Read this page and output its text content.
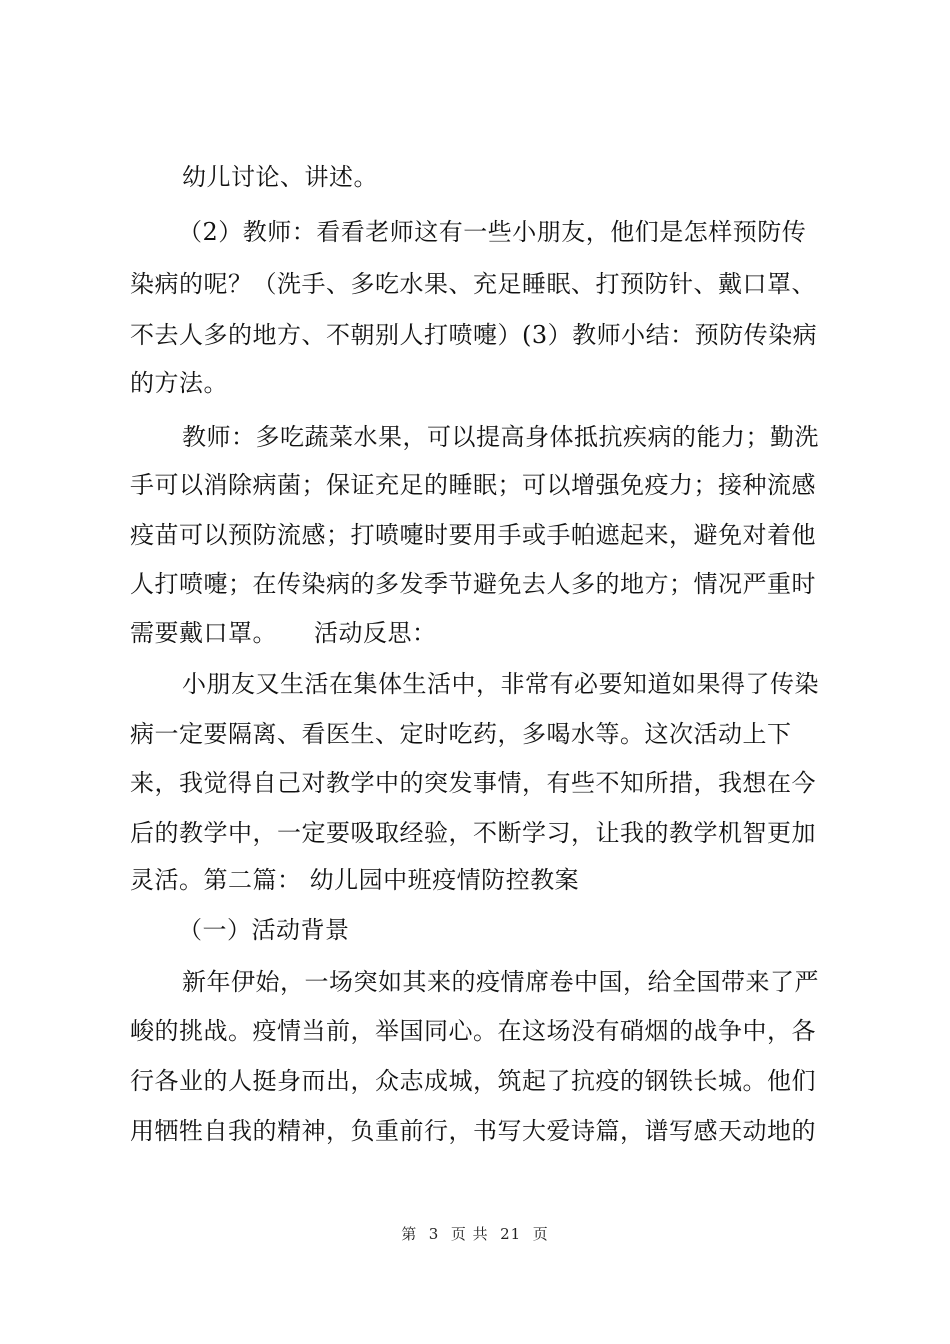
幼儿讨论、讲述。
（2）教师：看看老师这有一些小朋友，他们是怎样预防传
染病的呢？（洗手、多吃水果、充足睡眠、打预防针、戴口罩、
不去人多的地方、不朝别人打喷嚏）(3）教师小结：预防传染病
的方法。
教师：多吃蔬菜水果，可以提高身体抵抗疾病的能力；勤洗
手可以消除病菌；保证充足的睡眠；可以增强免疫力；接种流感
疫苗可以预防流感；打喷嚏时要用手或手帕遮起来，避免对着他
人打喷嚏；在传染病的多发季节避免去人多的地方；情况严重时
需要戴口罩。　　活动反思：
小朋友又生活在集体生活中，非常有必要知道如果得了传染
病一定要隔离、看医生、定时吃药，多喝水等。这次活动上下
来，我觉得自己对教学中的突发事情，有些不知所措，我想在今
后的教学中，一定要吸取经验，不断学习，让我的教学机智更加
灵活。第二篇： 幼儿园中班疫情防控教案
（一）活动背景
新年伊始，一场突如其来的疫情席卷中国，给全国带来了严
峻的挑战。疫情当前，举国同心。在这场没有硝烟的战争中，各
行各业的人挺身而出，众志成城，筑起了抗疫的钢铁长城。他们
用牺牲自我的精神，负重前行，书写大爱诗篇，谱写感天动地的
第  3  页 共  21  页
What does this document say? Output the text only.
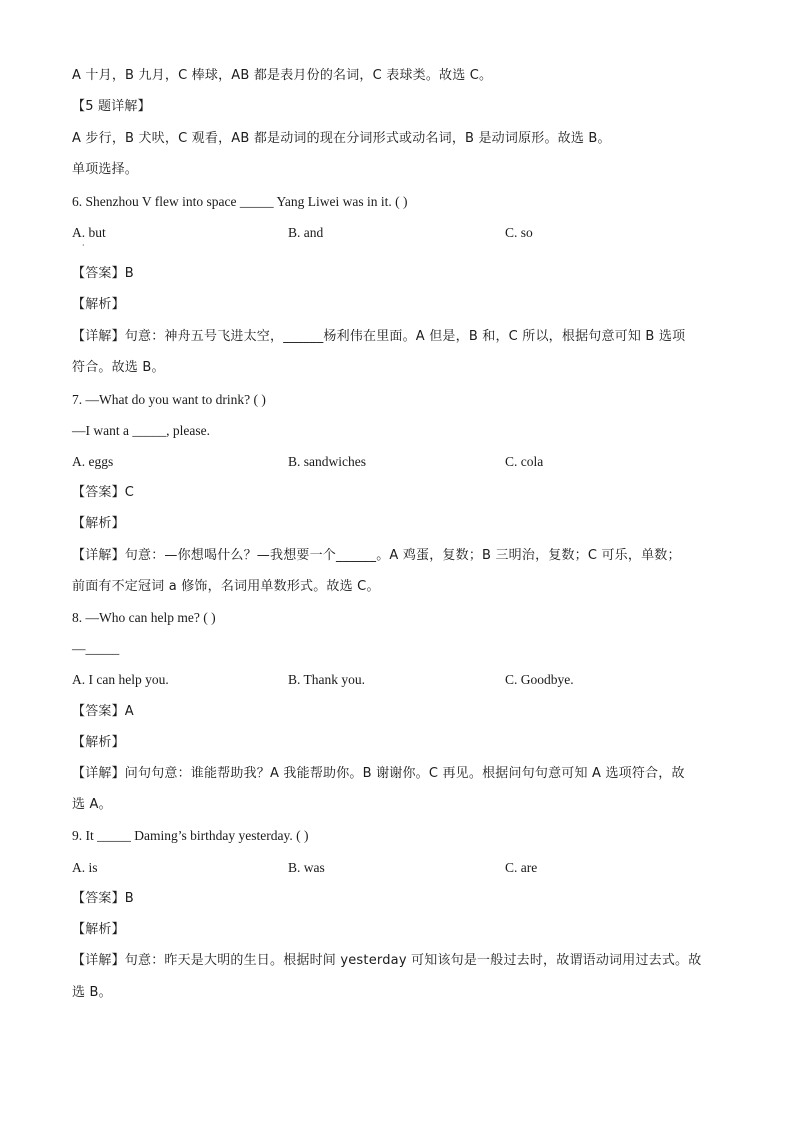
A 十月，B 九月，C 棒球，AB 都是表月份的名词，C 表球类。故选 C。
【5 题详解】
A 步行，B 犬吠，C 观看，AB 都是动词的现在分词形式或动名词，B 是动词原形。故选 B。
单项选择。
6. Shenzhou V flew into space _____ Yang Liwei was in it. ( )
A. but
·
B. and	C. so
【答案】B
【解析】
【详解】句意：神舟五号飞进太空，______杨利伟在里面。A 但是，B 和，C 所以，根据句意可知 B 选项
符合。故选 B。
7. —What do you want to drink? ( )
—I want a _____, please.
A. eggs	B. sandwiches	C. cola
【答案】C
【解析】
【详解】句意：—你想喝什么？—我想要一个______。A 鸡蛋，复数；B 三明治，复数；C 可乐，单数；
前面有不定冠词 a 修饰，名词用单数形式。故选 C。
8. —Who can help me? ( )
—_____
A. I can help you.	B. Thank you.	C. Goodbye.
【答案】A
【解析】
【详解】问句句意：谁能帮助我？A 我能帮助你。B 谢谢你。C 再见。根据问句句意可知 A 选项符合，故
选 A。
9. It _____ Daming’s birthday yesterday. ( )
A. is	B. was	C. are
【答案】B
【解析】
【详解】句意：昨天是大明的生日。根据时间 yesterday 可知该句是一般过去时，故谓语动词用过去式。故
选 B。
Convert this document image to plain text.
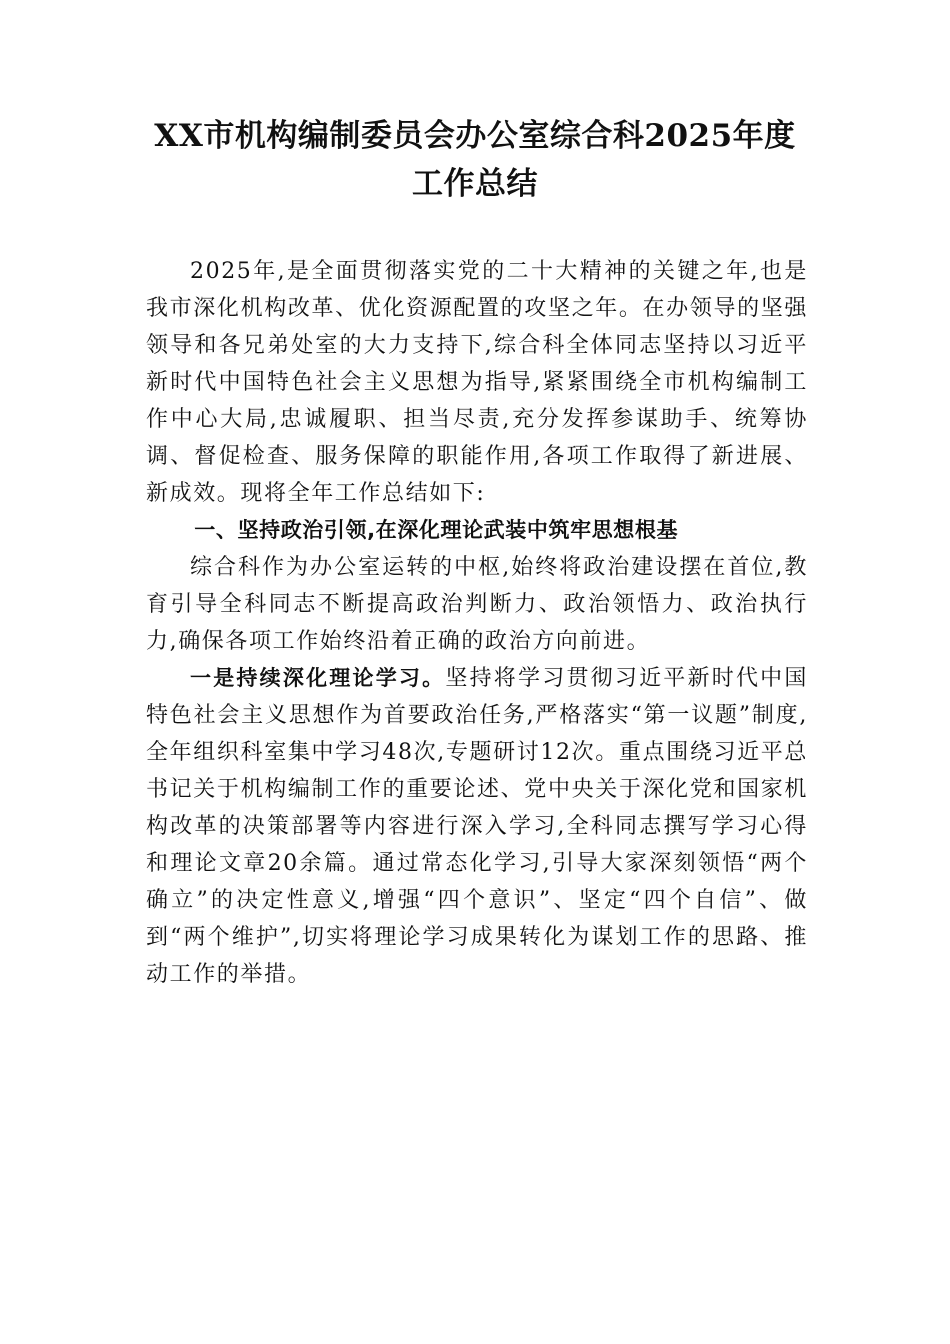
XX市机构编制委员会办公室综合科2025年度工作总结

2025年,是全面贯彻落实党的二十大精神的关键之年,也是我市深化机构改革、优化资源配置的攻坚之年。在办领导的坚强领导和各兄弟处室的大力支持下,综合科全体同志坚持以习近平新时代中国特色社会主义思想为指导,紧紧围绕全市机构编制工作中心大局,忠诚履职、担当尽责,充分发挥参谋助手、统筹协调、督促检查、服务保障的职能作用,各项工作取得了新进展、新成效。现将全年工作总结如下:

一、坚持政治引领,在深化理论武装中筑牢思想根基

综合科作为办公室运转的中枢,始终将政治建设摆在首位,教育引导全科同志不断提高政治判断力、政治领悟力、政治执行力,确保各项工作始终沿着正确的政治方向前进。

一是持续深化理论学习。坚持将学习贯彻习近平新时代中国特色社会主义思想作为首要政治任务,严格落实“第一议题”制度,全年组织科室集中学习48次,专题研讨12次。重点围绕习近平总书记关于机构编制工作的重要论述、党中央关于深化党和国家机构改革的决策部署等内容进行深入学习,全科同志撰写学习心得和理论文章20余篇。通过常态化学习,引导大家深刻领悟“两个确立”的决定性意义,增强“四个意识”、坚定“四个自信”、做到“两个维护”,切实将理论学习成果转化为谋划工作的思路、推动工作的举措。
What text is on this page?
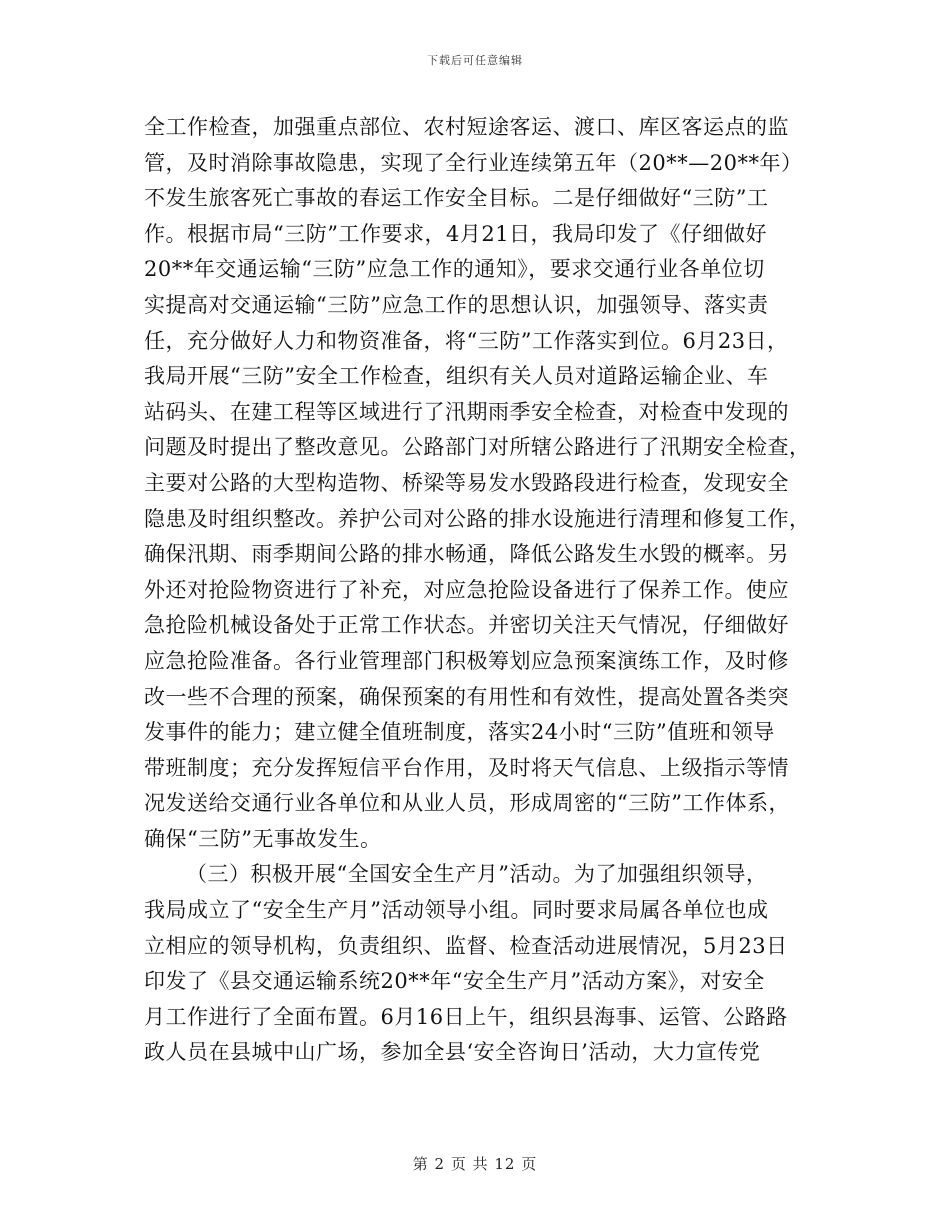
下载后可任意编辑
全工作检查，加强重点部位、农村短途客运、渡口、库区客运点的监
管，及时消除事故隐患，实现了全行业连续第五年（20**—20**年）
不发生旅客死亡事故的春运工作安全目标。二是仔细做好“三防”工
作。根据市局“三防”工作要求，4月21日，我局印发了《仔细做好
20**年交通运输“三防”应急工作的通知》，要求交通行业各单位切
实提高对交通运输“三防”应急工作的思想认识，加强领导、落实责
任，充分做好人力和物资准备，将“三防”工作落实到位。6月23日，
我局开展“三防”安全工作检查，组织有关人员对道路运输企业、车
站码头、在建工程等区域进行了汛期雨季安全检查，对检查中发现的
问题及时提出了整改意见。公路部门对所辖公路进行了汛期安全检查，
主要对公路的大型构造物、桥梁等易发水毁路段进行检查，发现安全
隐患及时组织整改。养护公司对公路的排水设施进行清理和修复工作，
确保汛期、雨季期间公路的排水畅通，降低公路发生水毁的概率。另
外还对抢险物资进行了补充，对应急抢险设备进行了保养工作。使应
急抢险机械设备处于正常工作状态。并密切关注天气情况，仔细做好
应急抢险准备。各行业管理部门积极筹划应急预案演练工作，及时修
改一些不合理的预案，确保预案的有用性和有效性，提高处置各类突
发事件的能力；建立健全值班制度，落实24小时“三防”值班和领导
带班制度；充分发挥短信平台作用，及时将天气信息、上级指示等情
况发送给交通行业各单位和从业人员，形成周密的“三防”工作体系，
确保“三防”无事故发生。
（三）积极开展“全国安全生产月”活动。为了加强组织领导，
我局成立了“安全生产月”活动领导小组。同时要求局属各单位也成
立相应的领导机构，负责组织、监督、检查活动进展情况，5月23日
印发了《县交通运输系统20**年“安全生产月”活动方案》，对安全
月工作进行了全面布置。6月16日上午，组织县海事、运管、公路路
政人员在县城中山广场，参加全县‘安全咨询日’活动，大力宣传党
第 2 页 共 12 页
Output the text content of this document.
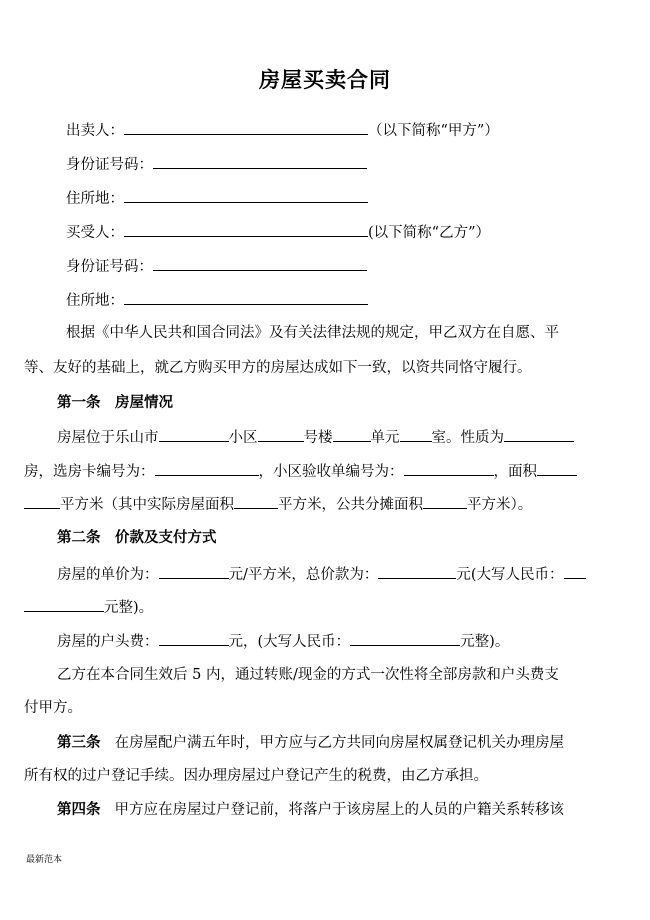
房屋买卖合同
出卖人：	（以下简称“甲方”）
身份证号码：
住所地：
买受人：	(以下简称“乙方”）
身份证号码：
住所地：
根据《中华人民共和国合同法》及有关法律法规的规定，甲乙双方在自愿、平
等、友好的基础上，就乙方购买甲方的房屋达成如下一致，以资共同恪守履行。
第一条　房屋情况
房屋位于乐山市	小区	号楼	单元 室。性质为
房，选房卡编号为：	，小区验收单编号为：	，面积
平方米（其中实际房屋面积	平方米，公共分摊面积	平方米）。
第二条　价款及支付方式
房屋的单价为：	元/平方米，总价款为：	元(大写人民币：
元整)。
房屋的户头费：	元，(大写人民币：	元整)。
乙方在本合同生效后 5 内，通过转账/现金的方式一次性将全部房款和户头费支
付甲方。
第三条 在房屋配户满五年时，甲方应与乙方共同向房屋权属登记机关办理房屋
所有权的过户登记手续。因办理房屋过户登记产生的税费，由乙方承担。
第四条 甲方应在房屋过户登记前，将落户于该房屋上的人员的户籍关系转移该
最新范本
..............................
Every record gets retyped exactly; no picture goes into the copy.

Read this page and output its text content.
幼儿讨论、讲述。
（2）教师：看看老师这有一些小朋友，他们是怎样预防传
染病的呢？（洗手、多吃水果、充足睡眠、打预防针、戴口罩、
不去人多的地方、不朝别人打喷嚏）(3）教师小结：预防传染病
的方法。
教师：多吃蔬菜水果，可以提高身体抵抗疾病的能力；勤洗
手可以消除病菌；保证充足的睡眠；可以增强免疫力；接种流感
疫苗可以预防流感；打喷嚏时要用手或手帕遮起来，避免对着他
人打喷嚏；在传染病的多发季节避免去人多的地方；情况严重时
需要戴口罩。　　活动反思：
小朋友又生活在集体生活中，非常有必要知道如果得了传染
病一定要隔离、看医生、定时吃药，多喝水等。这次活动上下
来，我觉得自己对教学中的突发事情，有些不知所措，我想在今
后的教学中，一定要吸取经验，不断学习，让我的教学机智更加
灵活。第二篇： 幼儿园中班疫情防控教案
（一）活动背景
新年伊始，一场突如其来的疫情席卷中国，给全国带来了严
峻的挑战。疫情当前，举国同心。在这场没有硝烟的战争中，各
行各业的人挺身而出，众志成城，筑起了抗疫的钢铁长城。他们
用牺牲自我的精神，负重前行，书写大爱诗篇，谱写感天动地的
第  3  页 共  21  页
What does this document say? Output the text only.
A 十月，B 九月，C 棒球，AB 都是表月份的名词，C 表球类。故选 C。
【5 题详解】
A 步行，B 犬吠，C 观看，AB 都是动词的现在分词形式或动名词，B 是动词原形。故选 B。
单项选择。
6. Shenzhou V flew into space _____ Yang Liwei was in it. ( )
A. but
·
B. and	C. so
【答案】B
【解析】
【详解】句意：神舟五号飞进太空，______杨利伟在里面。A 但是，B 和，C 所以，根据句意可知 B 选项
符合。故选 B。
7. —What do you want to drink? ( )
—I want a _____, please.
A. eggs	B. sandwiches	C. cola
【答案】C
【解析】
【详解】句意：—你想喝什么？—我想要一个______。A 鸡蛋，复数；B 三明治，复数；C 可乐，单数；
前面有不定冠词 a 修饰，名词用单数形式。故选 C。
8. —Who can help me? ( )
—_____
A. I can help you.	B. Thank you.	C. Goodbye.
【答案】A
【解析】
【详解】问句句意：谁能帮助我？A 我能帮助你。B 谢谢你。C 再见。根据问句句意可知 A 选项符合，故
选 A。
9. It _____ Daming’s birthday yesterday. ( )
A. is	B. was	C. are
【答案】B
【解析】
【详解】句意：昨天是大明的生日。根据时间 yesterday 可知该句是一般过去时，故谓语动词用过去式。故
选 B。
Convert this document image to plain text.
XX市机构编制委员会办公室综合科2025年度工作总结

2025年,是全面贯彻落实党的二十大精神的关键之年,也是我市深化机构改革、优化资源配置的攻坚之年。在办领导的坚强领导和各兄弟处室的大力支持下,综合科全体同志坚持以习近平新时代中国特色社会主义思想为指导,紧紧围绕全市机构编制工作中心大局,忠诚履职、担当尽责,充分发挥参谋助手、统筹协调、督促检查、服务保障的职能作用,各项工作取得了新进展、新成效。现将全年工作总结如下:

一、坚持政治引领,在深化理论武装中筑牢思想根基

综合科作为办公室运转的中枢,始终将政治建设摆在首位,教育引导全科同志不断提高政治判断力、政治领悟力、政治执行力,确保各项工作始终沿着正确的政治方向前进。

一是持续深化理论学习。坚持将学习贯彻习近平新时代中国特色社会主义思想作为首要政治任务,严格落实“第一议题”制度,全年组织科室集中学习48次,专题研讨12次。重点围绕习近平总书记关于机构编制工作的重要论述、党中央关于深化党和国家机构改革的决策部署等内容进行深入学习,全科同志撰写学习心得和理论文章20余篇。通过常态化学习,引导大家深刻领悟“两个确立”的决定性意义,增强“四个意识”、坚定“四个自信”、做到“两个维护”,切实将理论学习成果转化为谋划工作的思路、推动工作的举措。
What text is on this page?
下载后可任意编辑
全工作检查，加强重点部位、农村短途客运、渡口、库区客运点的监
管，及时消除事故隐患，实现了全行业连续第五年（20**—20**年）
不发生旅客死亡事故的春运工作安全目标。二是仔细做好“三防”工
作。根据市局“三防”工作要求，4月21日，我局印发了《仔细做好
20**年交通运输“三防”应急工作的通知》，要求交通行业各单位切
实提高对交通运输“三防”应急工作的思想认识，加强领导、落实责
任，充分做好人力和物资准备，将“三防”工作落实到位。6月23日，
我局开展“三防”安全工作检查，组织有关人员对道路运输企业、车
站码头、在建工程等区域进行了汛期雨季安全检查，对检查中发现的
问题及时提出了整改意见。公路部门对所辖公路进行了汛期安全检查，
主要对公路的大型构造物、桥梁等易发水毁路段进行检查，发现安全
隐患及时组织整改。养护公司对公路的排水设施进行清理和修复工作，
确保汛期、雨季期间公路的排水畅通，降低公路发生水毁的概率。另
外还对抢险物资进行了补充，对应急抢险设备进行了保养工作。使应
急抢险机械设备处于正常工作状态。并密切关注天气情况，仔细做好
应急抢险准备。各行业管理部门积极筹划应急预案演练工作，及时修
改一些不合理的预案，确保预案的有用性和有效性，提高处置各类突
发事件的能力；建立健全值班制度，落实24小时“三防”值班和领导
带班制度；充分发挥短信平台作用，及时将天气信息、上级指示等情
况发送给交通行业各单位和从业人员，形成周密的“三防”工作体系，
确保“三防”无事故发生。
（三）积极开展“全国安全生产月”活动。为了加强组织领导，
我局成立了“安全生产月”活动领导小组。同时要求局属各单位也成
立相应的领导机构，负责组织、监督、检查活动进展情况，5月23日
印发了《县交通运输系统20**年“安全生产月”活动方案》，对安全
月工作进行了全面布置。6月16日上午，组织县海事、运管、公路路
政人员在县城中山广场，参加全县‘安全咨询日’活动，大力宣传党
第 2 页 共 12 页
Output the text content of this document.
房屋买卖合同
出卖人：	（以下简称“甲方”）
身份证号码：
住所地：
买受人：	(以下简称“乙方”）
身份证号码：
住所地：
根据《中华人民共和国合同法》及有关法律法规的规定，甲乙双方在自愿、平
等、友好的基础上，就乙方购买甲方的房屋达成如下一致，以资共同恪守履行。
第一条　房屋情况
房屋位于乐山市	小区	号楼	单元 室。性质为
房，选房卡编号为：	，小区验收单编号为：	，面积
平方米（其中实际房屋面积	平方米，公共分摊面积	平方米）。
第二条　价款及支付方式
房屋的单价为：	元/平方米，总价款为：	元(大写人民币：
元整)。
房屋的户头费：	元，(大写人民币：	元整)。
乙方在本合同生效后 5 内，通过转账/现金的方式一次性将全部房款和户头费支
付甲方。
第三条 在房屋配户满五年时，甲方应与乙方共同向房屋权属登记机关办理房屋
所有权的过户登记手续。因办理房屋过户登记产生的税费，由乙方承担。
第四条 甲方应在房屋过户登记前，将落户于该房屋上的人员的户籍关系转移该
最新范本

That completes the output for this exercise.